What the task requires: Transcribe each line of the material as it is, and drop any picture.

** Begin Data to use **

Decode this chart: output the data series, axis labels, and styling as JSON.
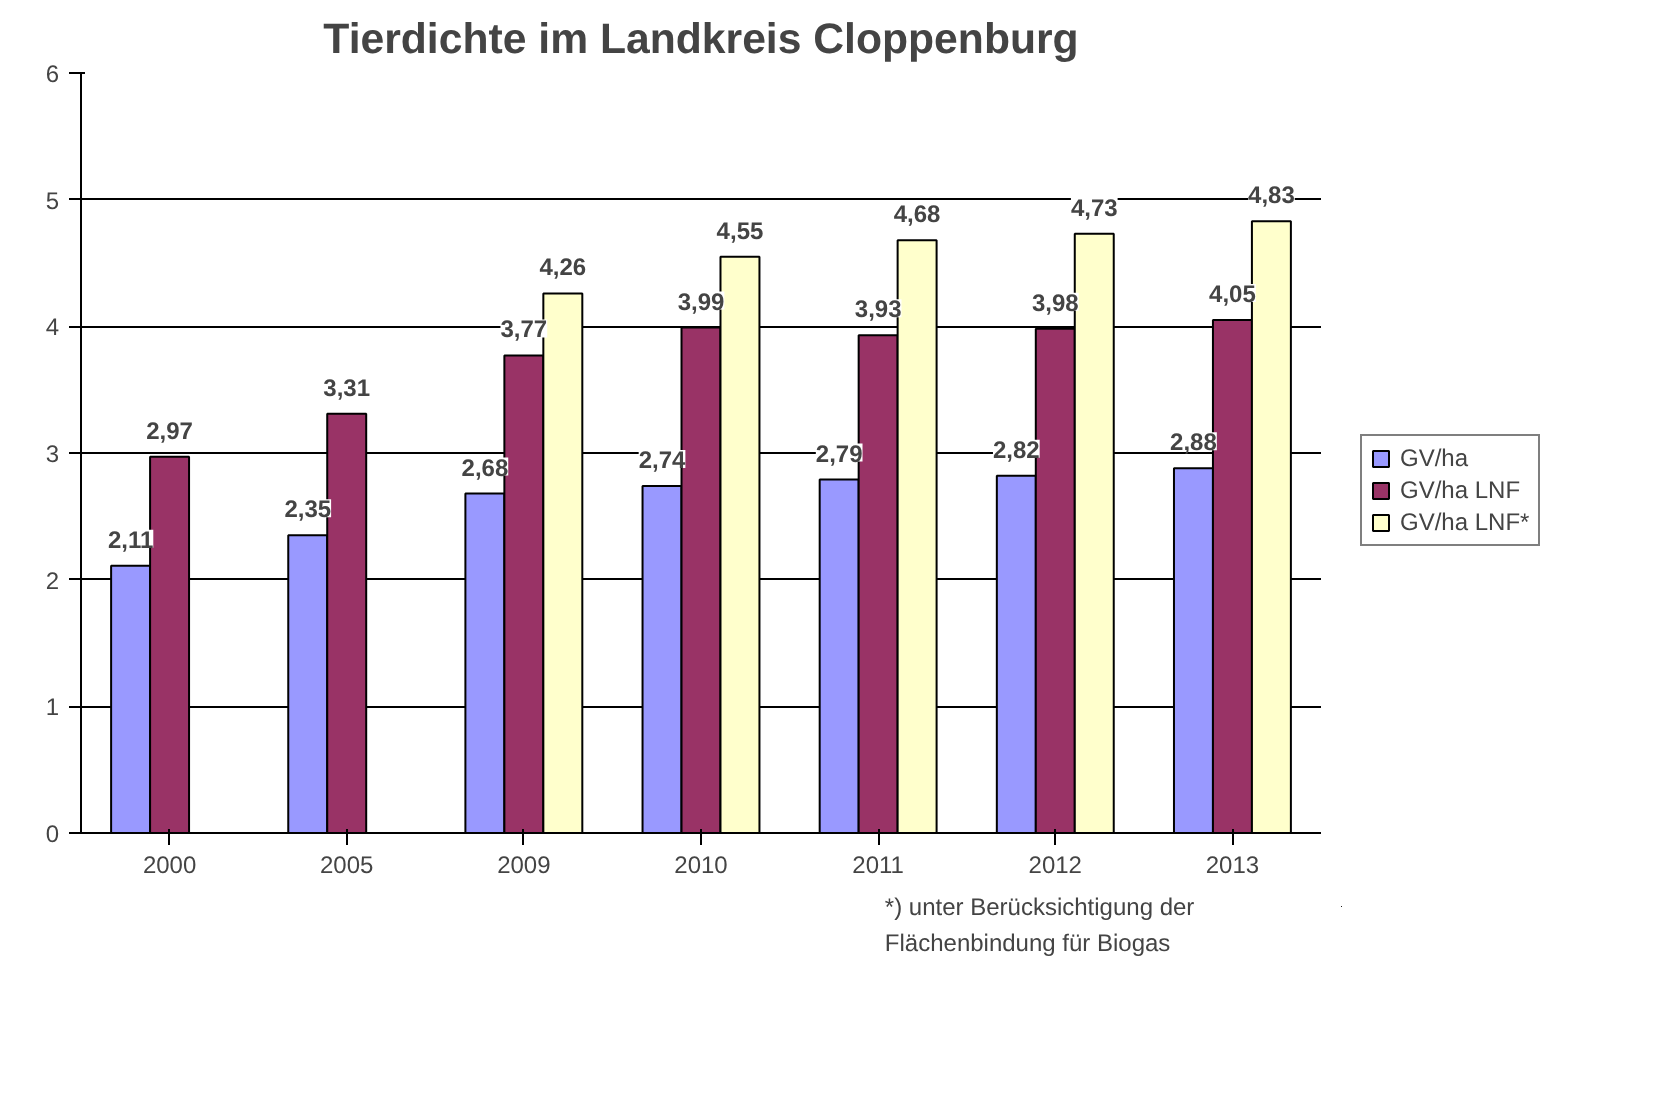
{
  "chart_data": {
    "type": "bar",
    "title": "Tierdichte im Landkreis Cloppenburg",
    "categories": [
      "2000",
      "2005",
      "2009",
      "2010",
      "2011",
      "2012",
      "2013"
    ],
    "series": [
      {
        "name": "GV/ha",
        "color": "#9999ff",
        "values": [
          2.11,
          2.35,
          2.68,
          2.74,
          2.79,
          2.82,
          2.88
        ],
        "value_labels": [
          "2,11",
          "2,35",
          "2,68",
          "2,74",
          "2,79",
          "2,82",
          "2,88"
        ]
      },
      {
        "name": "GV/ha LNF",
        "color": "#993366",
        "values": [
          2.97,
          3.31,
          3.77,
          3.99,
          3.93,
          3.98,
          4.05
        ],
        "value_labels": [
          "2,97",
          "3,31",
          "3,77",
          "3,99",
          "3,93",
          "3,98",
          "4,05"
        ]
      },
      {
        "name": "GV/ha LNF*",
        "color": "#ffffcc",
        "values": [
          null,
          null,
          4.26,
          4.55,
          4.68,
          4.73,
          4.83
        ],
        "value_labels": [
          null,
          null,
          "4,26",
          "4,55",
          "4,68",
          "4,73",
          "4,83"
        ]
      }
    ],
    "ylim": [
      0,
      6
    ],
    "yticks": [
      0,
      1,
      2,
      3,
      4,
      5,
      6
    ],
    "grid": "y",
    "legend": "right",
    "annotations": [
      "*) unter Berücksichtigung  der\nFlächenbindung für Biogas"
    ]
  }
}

** End Data to use **

Task output:
Decode this chart: output the data series, axis labels, and styling as JSON.
{
  "chart_data": {
    "type": "bar",
    "title": "Tierdichte im Landkreis Cloppenburg",
    "categories": [
      "2000",
      "2005",
      "2009",
      "2010",
      "2011",
      "2012",
      "2013"
    ],
    "series": [
      {
        "name": "GV/ha",
        "color": "#9999ff",
        "values": [
          2.11,
          2.35,
          2.68,
          2.74,
          2.79,
          2.82,
          2.88
        ],
        "value_labels": [
          "2,11",
          "2,35",
          "2,68",
          "2,74",
          "2,79",
          "2,82",
          "2,88"
        ]
      },
      {
        "name": "GV/ha LNF",
        "color": "#993366",
        "values": [
          2.97,
          3.31,
          3.77,
          3.99,
          3.93,
          3.98,
          4.05
        ],
        "value_labels": [
          "2,97",
          "3,31",
          "3,77",
          "3,99",
          "3,93",
          "3,98",
          "4,05"
        ]
      },
      {
        "name": "GV/ha LNF*",
        "color": "#ffffcc",
        "values": [
          null,
          null,
          4.26,
          4.55,
          4.68,
          4.73,
          4.83
        ],
        "value_labels": [
          null,
          null,
          "4,26",
          "4,55",
          "4,68",
          "4,73",
          "4,83"
        ]
      }
    ],
    "ylim": [
      0,
      6
    ],
    "yticks": [
      0,
      1,
      2,
      3,
      4,
      5,
      6
    ],
    "grid": "y",
    "legend": "right",
    "annotations": [
      "*) unter Berücksichtigung  der\nFlächenbindung für Biogas"
    ]
  }
}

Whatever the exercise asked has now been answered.